Each record is to be printed again precisely as it reads.
##### ENTRIES SUPPLIED #####
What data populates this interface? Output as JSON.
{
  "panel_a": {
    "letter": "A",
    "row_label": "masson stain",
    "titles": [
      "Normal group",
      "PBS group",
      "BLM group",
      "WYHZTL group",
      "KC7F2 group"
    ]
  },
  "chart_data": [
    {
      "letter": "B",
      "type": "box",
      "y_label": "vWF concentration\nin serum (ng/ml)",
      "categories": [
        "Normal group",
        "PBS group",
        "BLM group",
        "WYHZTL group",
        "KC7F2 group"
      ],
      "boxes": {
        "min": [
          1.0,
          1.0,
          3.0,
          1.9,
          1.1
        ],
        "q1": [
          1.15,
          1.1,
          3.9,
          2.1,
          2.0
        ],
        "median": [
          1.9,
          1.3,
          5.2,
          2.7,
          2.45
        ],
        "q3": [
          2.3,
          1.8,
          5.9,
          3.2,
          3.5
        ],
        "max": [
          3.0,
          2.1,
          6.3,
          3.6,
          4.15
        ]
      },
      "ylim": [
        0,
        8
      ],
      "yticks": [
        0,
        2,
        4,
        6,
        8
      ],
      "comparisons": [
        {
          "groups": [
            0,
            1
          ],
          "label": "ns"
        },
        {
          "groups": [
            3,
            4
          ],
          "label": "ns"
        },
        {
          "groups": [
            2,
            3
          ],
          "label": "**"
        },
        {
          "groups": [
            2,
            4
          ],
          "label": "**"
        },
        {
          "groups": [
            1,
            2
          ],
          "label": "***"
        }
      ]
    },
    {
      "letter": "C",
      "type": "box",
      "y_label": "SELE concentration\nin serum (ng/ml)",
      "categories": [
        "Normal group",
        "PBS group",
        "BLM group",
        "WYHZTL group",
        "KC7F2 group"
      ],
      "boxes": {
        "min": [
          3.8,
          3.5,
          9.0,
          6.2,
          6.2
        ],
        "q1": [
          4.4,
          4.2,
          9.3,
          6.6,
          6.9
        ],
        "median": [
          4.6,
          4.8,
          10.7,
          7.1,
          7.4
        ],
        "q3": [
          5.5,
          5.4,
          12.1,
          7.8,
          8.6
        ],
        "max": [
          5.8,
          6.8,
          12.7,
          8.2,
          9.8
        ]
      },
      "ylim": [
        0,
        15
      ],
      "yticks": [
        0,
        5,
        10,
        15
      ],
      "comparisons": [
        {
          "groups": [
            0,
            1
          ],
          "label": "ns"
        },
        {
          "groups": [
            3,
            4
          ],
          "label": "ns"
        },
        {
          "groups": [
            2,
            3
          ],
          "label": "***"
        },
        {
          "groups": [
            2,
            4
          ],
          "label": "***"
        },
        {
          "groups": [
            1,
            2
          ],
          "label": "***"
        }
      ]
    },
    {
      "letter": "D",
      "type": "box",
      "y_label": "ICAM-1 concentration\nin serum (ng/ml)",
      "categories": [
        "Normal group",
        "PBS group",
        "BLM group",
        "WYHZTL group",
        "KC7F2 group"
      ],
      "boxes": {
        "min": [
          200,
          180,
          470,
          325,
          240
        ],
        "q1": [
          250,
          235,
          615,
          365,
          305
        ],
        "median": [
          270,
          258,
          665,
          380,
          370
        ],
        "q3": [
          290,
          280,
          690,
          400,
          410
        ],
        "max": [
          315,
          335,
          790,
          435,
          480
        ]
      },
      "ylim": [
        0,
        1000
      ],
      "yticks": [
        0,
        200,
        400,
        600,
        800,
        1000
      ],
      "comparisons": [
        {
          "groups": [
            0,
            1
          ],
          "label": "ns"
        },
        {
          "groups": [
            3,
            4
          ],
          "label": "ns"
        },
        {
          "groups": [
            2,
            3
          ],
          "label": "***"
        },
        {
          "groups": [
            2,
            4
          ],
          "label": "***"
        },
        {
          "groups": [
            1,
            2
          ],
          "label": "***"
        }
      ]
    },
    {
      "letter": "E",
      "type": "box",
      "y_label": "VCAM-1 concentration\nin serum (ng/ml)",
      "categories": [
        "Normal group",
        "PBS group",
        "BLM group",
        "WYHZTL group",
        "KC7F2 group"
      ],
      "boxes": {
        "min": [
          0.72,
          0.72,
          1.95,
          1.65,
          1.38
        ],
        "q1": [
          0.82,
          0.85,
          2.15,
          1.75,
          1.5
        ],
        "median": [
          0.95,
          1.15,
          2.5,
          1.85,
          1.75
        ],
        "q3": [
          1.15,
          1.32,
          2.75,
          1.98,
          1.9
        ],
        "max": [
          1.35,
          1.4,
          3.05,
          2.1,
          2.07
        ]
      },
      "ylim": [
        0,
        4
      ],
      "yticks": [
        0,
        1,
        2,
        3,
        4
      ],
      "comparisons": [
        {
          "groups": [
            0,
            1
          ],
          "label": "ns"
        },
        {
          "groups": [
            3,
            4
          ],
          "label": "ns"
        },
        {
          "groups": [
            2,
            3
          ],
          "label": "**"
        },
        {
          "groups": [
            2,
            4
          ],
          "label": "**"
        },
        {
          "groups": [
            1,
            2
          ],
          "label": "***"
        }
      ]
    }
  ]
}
#####
### OUTPUT FOR THIS TASK
What data populates this interface? Output as JSON.
{
  "panel_a": {
    "letter": "A",
    "row_label": "masson stain",
    "titles": [
      "Normal group",
      "PBS group",
      "BLM group",
      "WYHZTL group",
      "KC7F2 group"
    ]
  },
  "chart_data": [
    {
      "letter": "B",
      "type": "box",
      "y_label": "vWF concentration\nin serum (ng/ml)",
      "categories": [
        "Normal group",
        "PBS group",
        "BLM group",
        "WYHZTL group",
        "KC7F2 group"
      ],
      "boxes": {
        "min": [
          1.0,
          1.0,
          3.0,
          1.9,
          1.1
        ],
        "q1": [
          1.15,
          1.1,
          3.9,
          2.1,
          2.0
        ],
        "median": [
          1.9,
          1.3,
          5.2,
          2.7,
          2.45
        ],
        "q3": [
          2.3,
          1.8,
          5.9,
          3.2,
          3.5
        ],
        "max": [
          3.0,
          2.1,
          6.3,
          3.6,
          4.15
        ]
      },
      "ylim": [
        0,
        8
      ],
      "yticks": [
        0,
        2,
        4,
        6,
        8
      ],
      "comparisons": [
        {
          "groups": [
            0,
            1
          ],
          "label": "ns"
        },
        {
          "groups": [
            3,
            4
          ],
          "label": "ns"
        },
        {
          "groups": [
            2,
            3
          ],
          "label": "**"
        },
        {
          "groups": [
            2,
            4
          ],
          "label": "**"
        },
        {
          "groups": [
            1,
            2
          ],
          "label": "***"
        }
      ]
    },
    {
      "letter": "C",
      "type": "box",
      "y_label": "SELE concentration\nin serum (ng/ml)",
      "categories": [
        "Normal group",
        "PBS group",
        "BLM group",
        "WYHZTL group",
        "KC7F2 group"
      ],
      "boxes": {
        "min": [
          3.8,
          3.5,
          9.0,
          6.2,
          6.2
        ],
        "q1": [
          4.4,
          4.2,
          9.3,
          6.6,
          6.9
        ],
        "median": [
          4.6,
          4.8,
          10.7,
          7.1,
          7.4
        ],
        "q3": [
          5.5,
          5.4,
          12.1,
          7.8,
          8.6
        ],
        "max": [
          5.8,
          6.8,
          12.7,
          8.2,
          9.8
        ]
      },
      "ylim": [
        0,
        15
      ],
      "yticks": [
        0,
        5,
        10,
        15
      ],
      "comparisons": [
        {
          "groups": [
            0,
            1
          ],
          "label": "ns"
        },
        {
          "groups": [
            3,
            4
          ],
          "label": "ns"
        },
        {
          "groups": [
            2,
            3
          ],
          "label": "***"
        },
        {
          "groups": [
            2,
            4
          ],
          "label": "***"
        },
        {
          "groups": [
            1,
            2
          ],
          "label": "***"
        }
      ]
    },
    {
      "letter": "D",
      "type": "box",
      "y_label": "ICAM-1 concentration\nin serum (ng/ml)",
      "categories": [
        "Normal group",
        "PBS group",
        "BLM group",
        "WYHZTL group",
        "KC7F2 group"
      ],
      "boxes": {
        "min": [
          200,
          180,
          470,
          325,
          240
        ],
        "q1": [
          250,
          235,
          615,
          365,
          305
        ],
        "median": [
          270,
          258,
          665,
          380,
          370
        ],
        "q3": [
          290,
          280,
          690,
          400,
          410
        ],
        "max": [
          315,
          335,
          790,
          435,
          480
        ]
      },
      "ylim": [
        0,
        1000
      ],
      "yticks": [
        0,
        200,
        400,
        600,
        800,
        1000
      ],
      "comparisons": [
        {
          "groups": [
            0,
            1
          ],
          "label": "ns"
        },
        {
          "groups": [
            3,
            4
          ],
          "label": "ns"
        },
        {
          "groups": [
            2,
            3
          ],
          "label": "***"
        },
        {
          "groups": [
            2,
            4
          ],
          "label": "***"
        },
        {
          "groups": [
            1,
            2
          ],
          "label": "***"
        }
      ]
    },
    {
      "letter": "E",
      "type": "box",
      "y_label": "VCAM-1 concentration\nin serum (ng/ml)",
      "categories": [
        "Normal group",
        "PBS group",
        "BLM group",
        "WYHZTL group",
        "KC7F2 group"
      ],
      "boxes": {
        "min": [
          0.72,
          0.72,
          1.95,
          1.65,
          1.38
        ],
        "q1": [
          0.82,
          0.85,
          2.15,
          1.75,
          1.5
        ],
        "median": [
          0.95,
          1.15,
          2.5,
          1.85,
          1.75
        ],
        "q3": [
          1.15,
          1.32,
          2.75,
          1.98,
          1.9
        ],
        "max": [
          1.35,
          1.4,
          3.05,
          2.1,
          2.07
        ]
      },
      "ylim": [
        0,
        4
      ],
      "yticks": [
        0,
        1,
        2,
        3,
        4
      ],
      "comparisons": [
        {
          "groups": [
            0,
            1
          ],
          "label": "ns"
        },
        {
          "groups": [
            3,
            4
          ],
          "label": "ns"
        },
        {
          "groups": [
            2,
            3
          ],
          "label": "**"
        },
        {
          "groups": [
            2,
            4
          ],
          "label": "**"
        },
        {
          "groups": [
            1,
            2
          ],
          "label": "***"
        }
      ]
    }
  ]
}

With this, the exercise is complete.